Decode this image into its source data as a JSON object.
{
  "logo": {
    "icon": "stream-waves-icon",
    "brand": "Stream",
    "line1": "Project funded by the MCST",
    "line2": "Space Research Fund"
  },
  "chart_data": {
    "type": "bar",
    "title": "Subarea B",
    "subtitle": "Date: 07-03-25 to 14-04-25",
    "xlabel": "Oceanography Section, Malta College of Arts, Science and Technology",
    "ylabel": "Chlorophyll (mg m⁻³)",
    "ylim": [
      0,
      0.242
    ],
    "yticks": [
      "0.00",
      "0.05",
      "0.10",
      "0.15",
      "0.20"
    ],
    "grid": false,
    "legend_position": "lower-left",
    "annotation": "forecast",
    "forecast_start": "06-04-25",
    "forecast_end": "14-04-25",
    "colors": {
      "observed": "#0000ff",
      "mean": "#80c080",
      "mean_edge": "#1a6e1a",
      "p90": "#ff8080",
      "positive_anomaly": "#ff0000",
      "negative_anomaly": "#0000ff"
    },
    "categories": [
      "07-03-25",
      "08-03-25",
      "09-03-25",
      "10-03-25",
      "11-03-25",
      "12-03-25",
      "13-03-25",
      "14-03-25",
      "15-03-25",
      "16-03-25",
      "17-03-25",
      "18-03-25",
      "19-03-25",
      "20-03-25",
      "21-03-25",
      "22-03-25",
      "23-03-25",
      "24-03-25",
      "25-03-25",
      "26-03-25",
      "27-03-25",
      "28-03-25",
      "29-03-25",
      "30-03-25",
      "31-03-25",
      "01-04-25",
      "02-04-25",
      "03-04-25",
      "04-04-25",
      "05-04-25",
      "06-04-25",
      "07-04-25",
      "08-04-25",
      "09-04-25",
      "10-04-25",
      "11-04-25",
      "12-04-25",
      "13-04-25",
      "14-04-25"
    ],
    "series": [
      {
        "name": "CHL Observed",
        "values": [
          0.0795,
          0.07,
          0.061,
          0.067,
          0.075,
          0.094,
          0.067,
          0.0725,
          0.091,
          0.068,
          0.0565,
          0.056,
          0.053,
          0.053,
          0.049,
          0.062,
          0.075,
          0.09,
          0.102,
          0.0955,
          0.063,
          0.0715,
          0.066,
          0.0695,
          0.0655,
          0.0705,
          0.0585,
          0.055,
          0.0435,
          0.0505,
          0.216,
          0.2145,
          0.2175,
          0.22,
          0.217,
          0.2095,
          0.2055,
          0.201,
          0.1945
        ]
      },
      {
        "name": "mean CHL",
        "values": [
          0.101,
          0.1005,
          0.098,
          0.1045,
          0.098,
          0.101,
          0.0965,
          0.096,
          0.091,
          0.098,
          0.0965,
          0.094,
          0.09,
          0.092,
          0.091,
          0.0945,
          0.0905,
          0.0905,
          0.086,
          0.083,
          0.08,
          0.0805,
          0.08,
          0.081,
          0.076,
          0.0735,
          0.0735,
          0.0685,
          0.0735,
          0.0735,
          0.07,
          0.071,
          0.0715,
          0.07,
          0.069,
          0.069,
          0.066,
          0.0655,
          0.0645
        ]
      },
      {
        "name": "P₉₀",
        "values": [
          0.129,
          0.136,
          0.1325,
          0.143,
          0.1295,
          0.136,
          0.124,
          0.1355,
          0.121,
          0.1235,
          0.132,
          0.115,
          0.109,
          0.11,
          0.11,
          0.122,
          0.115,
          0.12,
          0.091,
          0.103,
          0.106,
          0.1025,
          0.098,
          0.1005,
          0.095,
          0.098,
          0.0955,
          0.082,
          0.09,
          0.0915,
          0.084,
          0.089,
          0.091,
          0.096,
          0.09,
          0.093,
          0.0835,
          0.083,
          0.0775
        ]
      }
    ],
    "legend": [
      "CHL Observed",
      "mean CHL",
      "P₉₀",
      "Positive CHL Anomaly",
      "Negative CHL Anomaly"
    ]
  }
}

→ **PROBLEM DETAILS**
Produce an exact copy of every entry above.

→ **OUTPUT FOR THIS TASK**
Decode this image into its source data as a JSON object.
{
  "logo": {
    "icon": "stream-waves-icon",
    "brand": "Stream",
    "line1": "Project funded by the MCST",
    "line2": "Space Research Fund"
  },
  "chart_data": {
    "type": "bar",
    "title": "Subarea B",
    "subtitle": "Date: 07-03-25 to 14-04-25",
    "xlabel": "Oceanography Section, Malta College of Arts, Science and Technology",
    "ylabel": "Chlorophyll (mg m⁻³)",
    "ylim": [
      0,
      0.242
    ],
    "yticks": [
      "0.00",
      "0.05",
      "0.10",
      "0.15",
      "0.20"
    ],
    "grid": false,
    "legend_position": "lower-left",
    "annotation": "forecast",
    "forecast_start": "06-04-25",
    "forecast_end": "14-04-25",
    "colors": {
      "observed": "#0000ff",
      "mean": "#80c080",
      "mean_edge": "#1a6e1a",
      "p90": "#ff8080",
      "positive_anomaly": "#ff0000",
      "negative_anomaly": "#0000ff"
    },
    "categories": [
      "07-03-25",
      "08-03-25",
      "09-03-25",
      "10-03-25",
      "11-03-25",
      "12-03-25",
      "13-03-25",
      "14-03-25",
      "15-03-25",
      "16-03-25",
      "17-03-25",
      "18-03-25",
      "19-03-25",
      "20-03-25",
      "21-03-25",
      "22-03-25",
      "23-03-25",
      "24-03-25",
      "25-03-25",
      "26-03-25",
      "27-03-25",
      "28-03-25",
      "29-03-25",
      "30-03-25",
      "31-03-25",
      "01-04-25",
      "02-04-25",
      "03-04-25",
      "04-04-25",
      "05-04-25",
      "06-04-25",
      "07-04-25",
      "08-04-25",
      "09-04-25",
      "10-04-25",
      "11-04-25",
      "12-04-25",
      "13-04-25",
      "14-04-25"
    ],
    "series": [
      {
        "name": "CHL Observed",
        "values": [
          0.0795,
          0.07,
          0.061,
          0.067,
          0.075,
          0.094,
          0.067,
          0.0725,
          0.091,
          0.068,
          0.0565,
          0.056,
          0.053,
          0.053,
          0.049,
          0.062,
          0.075,
          0.09,
          0.102,
          0.0955,
          0.063,
          0.0715,
          0.066,
          0.0695,
          0.0655,
          0.0705,
          0.0585,
          0.055,
          0.0435,
          0.0505,
          0.216,
          0.2145,
          0.2175,
          0.22,
          0.217,
          0.2095,
          0.2055,
          0.201,
          0.1945
        ]
      },
      {
        "name": "mean CHL",
        "values": [
          0.101,
          0.1005,
          0.098,
          0.1045,
          0.098,
          0.101,
          0.0965,
          0.096,
          0.091,
          0.098,
          0.0965,
          0.094,
          0.09,
          0.092,
          0.091,
          0.0945,
          0.0905,
          0.0905,
          0.086,
          0.083,
          0.08,
          0.0805,
          0.08,
          0.081,
          0.076,
          0.0735,
          0.0735,
          0.0685,
          0.0735,
          0.0735,
          0.07,
          0.071,
          0.0715,
          0.07,
          0.069,
          0.069,
          0.066,
          0.0655,
          0.0645
        ]
      },
      {
        "name": "P₉₀",
        "values": [
          0.129,
          0.136,
          0.1325,
          0.143,
          0.1295,
          0.136,
          0.124,
          0.1355,
          0.121,
          0.1235,
          0.132,
          0.115,
          0.109,
          0.11,
          0.11,
          0.122,
          0.115,
          0.12,
          0.091,
          0.103,
          0.106,
          0.1025,
          0.098,
          0.1005,
          0.095,
          0.098,
          0.0955,
          0.082,
          0.09,
          0.0915,
          0.084,
          0.089,
          0.091,
          0.096,
          0.09,
          0.093,
          0.0835,
          0.083,
          0.0775
        ]
      }
    ],
    "legend": [
      "CHL Observed",
      "mean CHL",
      "P₉₀",
      "Positive CHL Anomaly",
      "Negative CHL Anomaly"
    ]
  }
}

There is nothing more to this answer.